Required work: Without the images, print all the entries below exactly as given.

[begin Data listing]

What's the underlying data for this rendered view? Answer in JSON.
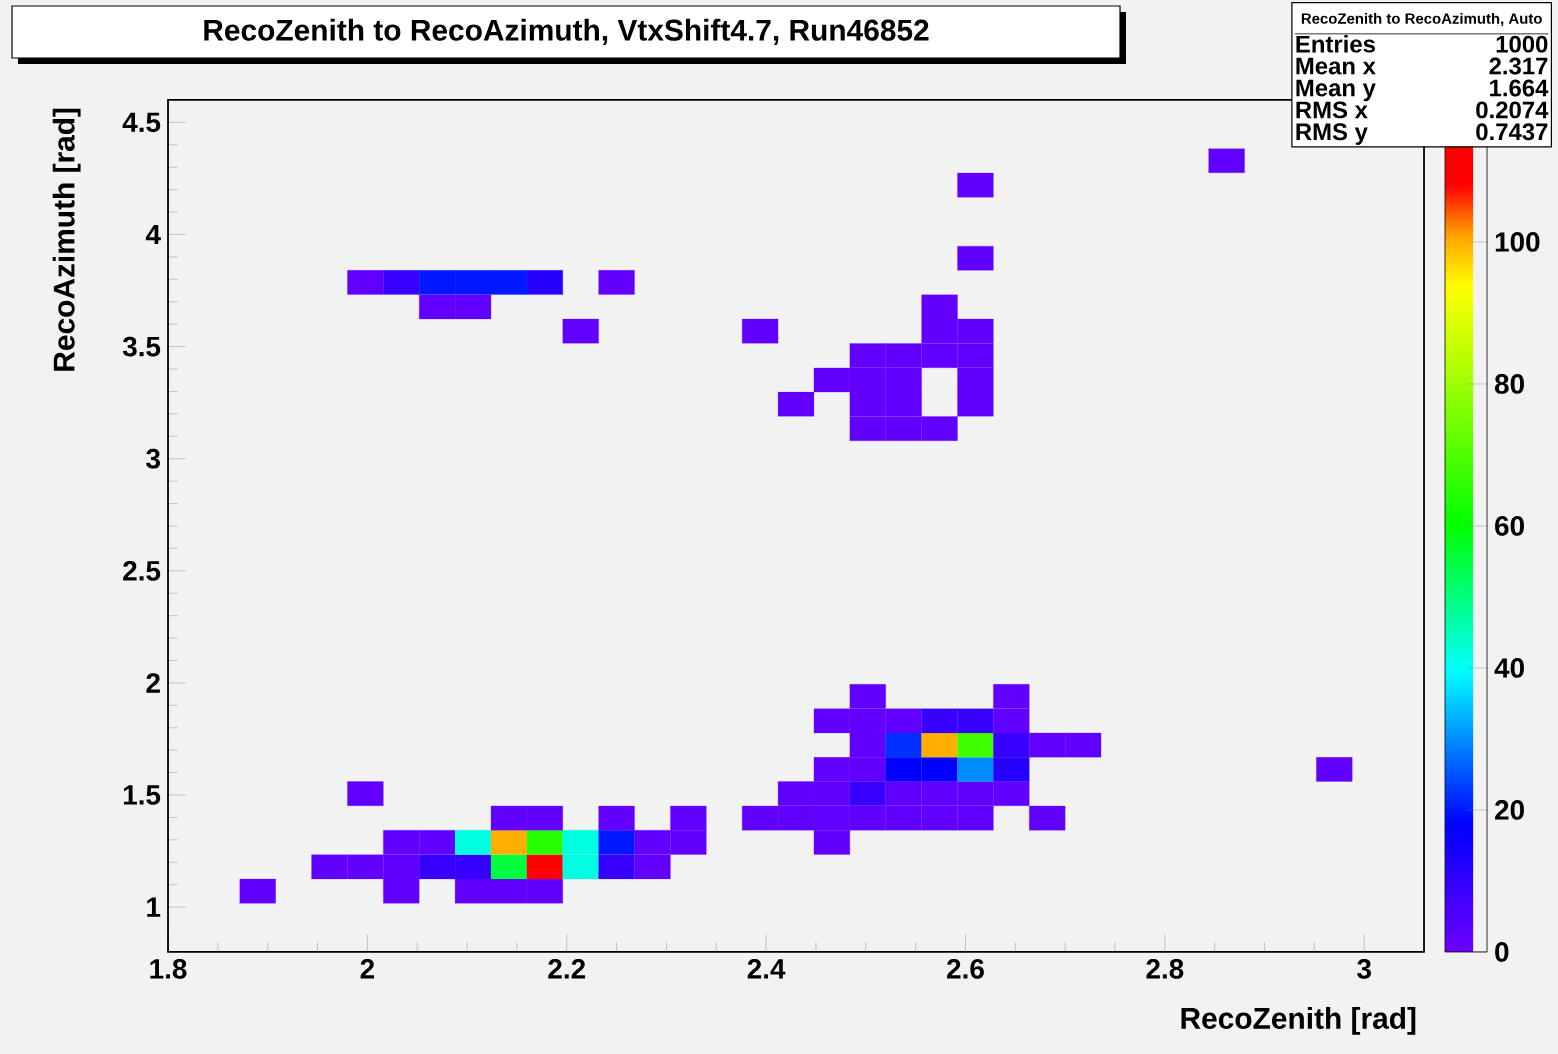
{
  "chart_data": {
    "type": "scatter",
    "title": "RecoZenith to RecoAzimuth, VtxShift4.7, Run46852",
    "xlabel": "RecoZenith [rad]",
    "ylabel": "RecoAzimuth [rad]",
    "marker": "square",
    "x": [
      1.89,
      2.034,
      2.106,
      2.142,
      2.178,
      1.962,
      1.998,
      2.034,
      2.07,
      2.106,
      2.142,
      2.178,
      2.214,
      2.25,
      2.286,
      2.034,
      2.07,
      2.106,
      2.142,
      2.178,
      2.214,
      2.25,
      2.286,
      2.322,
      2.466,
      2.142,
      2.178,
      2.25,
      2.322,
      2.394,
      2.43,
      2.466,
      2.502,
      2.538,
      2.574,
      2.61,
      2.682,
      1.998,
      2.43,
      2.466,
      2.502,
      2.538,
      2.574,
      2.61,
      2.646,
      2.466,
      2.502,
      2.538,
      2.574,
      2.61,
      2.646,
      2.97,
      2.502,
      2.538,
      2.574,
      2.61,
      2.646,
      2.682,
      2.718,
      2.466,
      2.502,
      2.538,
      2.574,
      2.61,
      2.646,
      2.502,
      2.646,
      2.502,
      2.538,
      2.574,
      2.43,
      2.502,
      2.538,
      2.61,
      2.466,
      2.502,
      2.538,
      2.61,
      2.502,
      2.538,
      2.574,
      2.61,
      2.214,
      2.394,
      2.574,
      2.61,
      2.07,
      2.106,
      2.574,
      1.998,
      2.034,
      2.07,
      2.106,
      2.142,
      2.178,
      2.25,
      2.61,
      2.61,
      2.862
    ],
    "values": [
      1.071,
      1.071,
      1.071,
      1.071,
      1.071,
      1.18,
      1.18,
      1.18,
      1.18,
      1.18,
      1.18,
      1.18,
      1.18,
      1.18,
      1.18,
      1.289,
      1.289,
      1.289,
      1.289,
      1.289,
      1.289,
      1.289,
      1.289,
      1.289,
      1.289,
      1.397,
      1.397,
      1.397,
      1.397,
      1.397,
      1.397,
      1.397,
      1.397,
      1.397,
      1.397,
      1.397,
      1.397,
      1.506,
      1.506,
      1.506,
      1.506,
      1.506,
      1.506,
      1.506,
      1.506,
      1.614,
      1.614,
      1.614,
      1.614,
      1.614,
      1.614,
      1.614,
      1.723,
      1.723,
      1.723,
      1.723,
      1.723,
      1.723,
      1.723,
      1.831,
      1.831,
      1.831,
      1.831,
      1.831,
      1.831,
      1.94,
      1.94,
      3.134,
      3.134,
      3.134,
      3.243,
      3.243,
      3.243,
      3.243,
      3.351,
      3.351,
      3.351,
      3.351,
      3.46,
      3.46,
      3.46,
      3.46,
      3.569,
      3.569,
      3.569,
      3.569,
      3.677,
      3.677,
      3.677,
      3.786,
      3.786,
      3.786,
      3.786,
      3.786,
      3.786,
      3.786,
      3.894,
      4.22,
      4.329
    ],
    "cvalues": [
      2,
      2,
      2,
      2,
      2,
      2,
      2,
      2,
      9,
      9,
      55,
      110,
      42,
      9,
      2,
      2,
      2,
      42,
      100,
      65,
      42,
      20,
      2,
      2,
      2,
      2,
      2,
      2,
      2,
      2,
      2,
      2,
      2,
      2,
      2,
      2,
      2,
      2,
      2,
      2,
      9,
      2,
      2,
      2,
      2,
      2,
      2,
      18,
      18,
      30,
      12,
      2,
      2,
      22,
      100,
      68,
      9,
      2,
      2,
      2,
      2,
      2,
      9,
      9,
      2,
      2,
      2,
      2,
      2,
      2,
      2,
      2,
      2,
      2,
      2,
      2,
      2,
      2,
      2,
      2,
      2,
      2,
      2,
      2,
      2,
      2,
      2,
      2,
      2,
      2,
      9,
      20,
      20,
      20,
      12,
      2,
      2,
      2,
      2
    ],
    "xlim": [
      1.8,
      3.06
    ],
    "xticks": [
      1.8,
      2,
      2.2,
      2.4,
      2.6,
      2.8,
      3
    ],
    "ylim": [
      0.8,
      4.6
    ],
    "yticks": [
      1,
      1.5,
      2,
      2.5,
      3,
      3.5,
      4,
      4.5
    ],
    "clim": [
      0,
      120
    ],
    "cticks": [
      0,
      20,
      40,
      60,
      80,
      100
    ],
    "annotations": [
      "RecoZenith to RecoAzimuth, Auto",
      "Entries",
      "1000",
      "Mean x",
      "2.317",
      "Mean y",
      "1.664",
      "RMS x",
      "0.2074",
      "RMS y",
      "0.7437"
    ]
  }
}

[end Data listing]

Solution to this task:
What's the underlying data for this rendered view? Answer in JSON.
{
  "chart_data": {
    "type": "scatter",
    "title": "RecoZenith to RecoAzimuth, VtxShift4.7, Run46852",
    "xlabel": "RecoZenith [rad]",
    "ylabel": "RecoAzimuth [rad]",
    "marker": "square",
    "x": [
      1.89,
      2.034,
      2.106,
      2.142,
      2.178,
      1.962,
      1.998,
      2.034,
      2.07,
      2.106,
      2.142,
      2.178,
      2.214,
      2.25,
      2.286,
      2.034,
      2.07,
      2.106,
      2.142,
      2.178,
      2.214,
      2.25,
      2.286,
      2.322,
      2.466,
      2.142,
      2.178,
      2.25,
      2.322,
      2.394,
      2.43,
      2.466,
      2.502,
      2.538,
      2.574,
      2.61,
      2.682,
      1.998,
      2.43,
      2.466,
      2.502,
      2.538,
      2.574,
      2.61,
      2.646,
      2.466,
      2.502,
      2.538,
      2.574,
      2.61,
      2.646,
      2.97,
      2.502,
      2.538,
      2.574,
      2.61,
      2.646,
      2.682,
      2.718,
      2.466,
      2.502,
      2.538,
      2.574,
      2.61,
      2.646,
      2.502,
      2.646,
      2.502,
      2.538,
      2.574,
      2.43,
      2.502,
      2.538,
      2.61,
      2.466,
      2.502,
      2.538,
      2.61,
      2.502,
      2.538,
      2.574,
      2.61,
      2.214,
      2.394,
      2.574,
      2.61,
      2.07,
      2.106,
      2.574,
      1.998,
      2.034,
      2.07,
      2.106,
      2.142,
      2.178,
      2.25,
      2.61,
      2.61,
      2.862
    ],
    "values": [
      1.071,
      1.071,
      1.071,
      1.071,
      1.071,
      1.18,
      1.18,
      1.18,
      1.18,
      1.18,
      1.18,
      1.18,
      1.18,
      1.18,
      1.18,
      1.289,
      1.289,
      1.289,
      1.289,
      1.289,
      1.289,
      1.289,
      1.289,
      1.289,
      1.289,
      1.397,
      1.397,
      1.397,
      1.397,
      1.397,
      1.397,
      1.397,
      1.397,
      1.397,
      1.397,
      1.397,
      1.397,
      1.506,
      1.506,
      1.506,
      1.506,
      1.506,
      1.506,
      1.506,
      1.506,
      1.614,
      1.614,
      1.614,
      1.614,
      1.614,
      1.614,
      1.614,
      1.723,
      1.723,
      1.723,
      1.723,
      1.723,
      1.723,
      1.723,
      1.831,
      1.831,
      1.831,
      1.831,
      1.831,
      1.831,
      1.94,
      1.94,
      3.134,
      3.134,
      3.134,
      3.243,
      3.243,
      3.243,
      3.243,
      3.351,
      3.351,
      3.351,
      3.351,
      3.46,
      3.46,
      3.46,
      3.46,
      3.569,
      3.569,
      3.569,
      3.569,
      3.677,
      3.677,
      3.677,
      3.786,
      3.786,
      3.786,
      3.786,
      3.786,
      3.786,
      3.786,
      3.894,
      4.22,
      4.329
    ],
    "cvalues": [
      2,
      2,
      2,
      2,
      2,
      2,
      2,
      2,
      9,
      9,
      55,
      110,
      42,
      9,
      2,
      2,
      2,
      42,
      100,
      65,
      42,
      20,
      2,
      2,
      2,
      2,
      2,
      2,
      2,
      2,
      2,
      2,
      2,
      2,
      2,
      2,
      2,
      2,
      2,
      2,
      9,
      2,
      2,
      2,
      2,
      2,
      2,
      18,
      18,
      30,
      12,
      2,
      2,
      22,
      100,
      68,
      9,
      2,
      2,
      2,
      2,
      2,
      9,
      9,
      2,
      2,
      2,
      2,
      2,
      2,
      2,
      2,
      2,
      2,
      2,
      2,
      2,
      2,
      2,
      2,
      2,
      2,
      2,
      2,
      2,
      2,
      2,
      2,
      2,
      2,
      9,
      20,
      20,
      20,
      12,
      2,
      2,
      2,
      2
    ],
    "xlim": [
      1.8,
      3.06
    ],
    "xticks": [
      1.8,
      2,
      2.2,
      2.4,
      2.6,
      2.8,
      3
    ],
    "ylim": [
      0.8,
      4.6
    ],
    "yticks": [
      1,
      1.5,
      2,
      2.5,
      3,
      3.5,
      4,
      4.5
    ],
    "clim": [
      0,
      120
    ],
    "cticks": [
      0,
      20,
      40,
      60,
      80,
      100
    ],
    "annotations": [
      "RecoZenith to RecoAzimuth, Auto",
      "Entries",
      "1000",
      "Mean x",
      "2.317",
      "Mean y",
      "1.664",
      "RMS x",
      "0.2074",
      "RMS y",
      "0.7437"
    ]
  }
}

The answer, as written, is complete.